* **Your task**:
Please restate the following records word for word.
---------- Input material
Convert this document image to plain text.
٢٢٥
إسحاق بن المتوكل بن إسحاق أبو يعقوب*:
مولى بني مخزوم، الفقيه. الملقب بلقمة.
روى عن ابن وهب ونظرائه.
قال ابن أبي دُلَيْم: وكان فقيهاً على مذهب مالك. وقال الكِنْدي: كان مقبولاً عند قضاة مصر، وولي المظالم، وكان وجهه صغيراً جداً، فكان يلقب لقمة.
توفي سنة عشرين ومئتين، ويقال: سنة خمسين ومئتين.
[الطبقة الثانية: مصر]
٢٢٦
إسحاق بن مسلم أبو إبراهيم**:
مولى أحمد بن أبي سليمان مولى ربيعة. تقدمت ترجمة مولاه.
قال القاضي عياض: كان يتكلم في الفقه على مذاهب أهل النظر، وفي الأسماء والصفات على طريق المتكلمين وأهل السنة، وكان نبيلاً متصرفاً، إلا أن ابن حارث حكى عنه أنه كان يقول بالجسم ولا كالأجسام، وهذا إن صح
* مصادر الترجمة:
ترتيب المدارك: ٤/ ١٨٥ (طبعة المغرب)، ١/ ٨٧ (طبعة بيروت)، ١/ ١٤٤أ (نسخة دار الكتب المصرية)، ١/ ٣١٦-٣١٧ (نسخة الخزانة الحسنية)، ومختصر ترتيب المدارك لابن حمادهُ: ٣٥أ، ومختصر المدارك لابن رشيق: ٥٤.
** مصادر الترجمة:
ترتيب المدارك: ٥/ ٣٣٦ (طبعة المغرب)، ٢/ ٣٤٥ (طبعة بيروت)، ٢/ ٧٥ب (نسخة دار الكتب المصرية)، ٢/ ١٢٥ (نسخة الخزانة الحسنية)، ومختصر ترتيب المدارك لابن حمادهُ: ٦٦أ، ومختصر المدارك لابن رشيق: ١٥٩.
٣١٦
--------------------
* **Result**:
Convert this document image to plain text.
٢٢٥
إسحاق بن المتوكل بن إسحاق أبو يعقوب*:
مولى بني مخزوم، الفقيه. الملقب بلقمة.
روى عن ابن وهب ونظرائه.
قال ابن أبي دُلَيْم: وكان فقيهاً على مذهب مالك. وقال الكِنْدي: كان مقبولاً عند قضاة مصر، وولي المظالم، وكان وجهه صغيراً جداً، فكان يلقب لقمة.
توفي سنة عشرين ومئتين، ويقال: سنة خمسين ومئتين.
[الطبقة الثانية: مصر]
٢٢٦
إسحاق بن مسلم أبو إبراهيم**:
مولى أحمد بن أبي سليمان مولى ربيعة. تقدمت ترجمة مولاه.
قال القاضي عياض: كان يتكلم في الفقه على مذاهب أهل النظر، وفي الأسماء والصفات على طريق المتكلمين وأهل السنة، وكان نبيلاً متصرفاً، إلا أن ابن حارث حكى عنه أنه كان يقول بالجسم ولا كالأجسام، وهذا إن صح
* مصادر الترجمة:
ترتيب المدارك: ٤/ ١٨٥ (طبعة المغرب)، ١/ ٨٧ (طبعة بيروت)، ١/ ١٤٤أ (نسخة دار الكتب المصرية)، ١/ ٣١٦-٣١٧ (نسخة الخزانة الحسنية)، ومختصر ترتيب المدارك لابن حمادهُ: ٣٥أ، ومختصر المدارك لابن رشيق: ٥٤.
** مصادر الترجمة:
ترتيب المدارك: ٥/ ٣٣٦ (طبعة المغرب)، ٢/ ٣٤٥ (طبعة بيروت)، ٢/ ٧٥ب (نسخة دار الكتب المصرية)، ٢/ ١٢٥ (نسخة الخزانة الحسنية)، ومختصر ترتيب المدارك لابن حمادهُ: ٦٦أ، ومختصر المدارك لابن رشيق: ١٥٩.
٣١٦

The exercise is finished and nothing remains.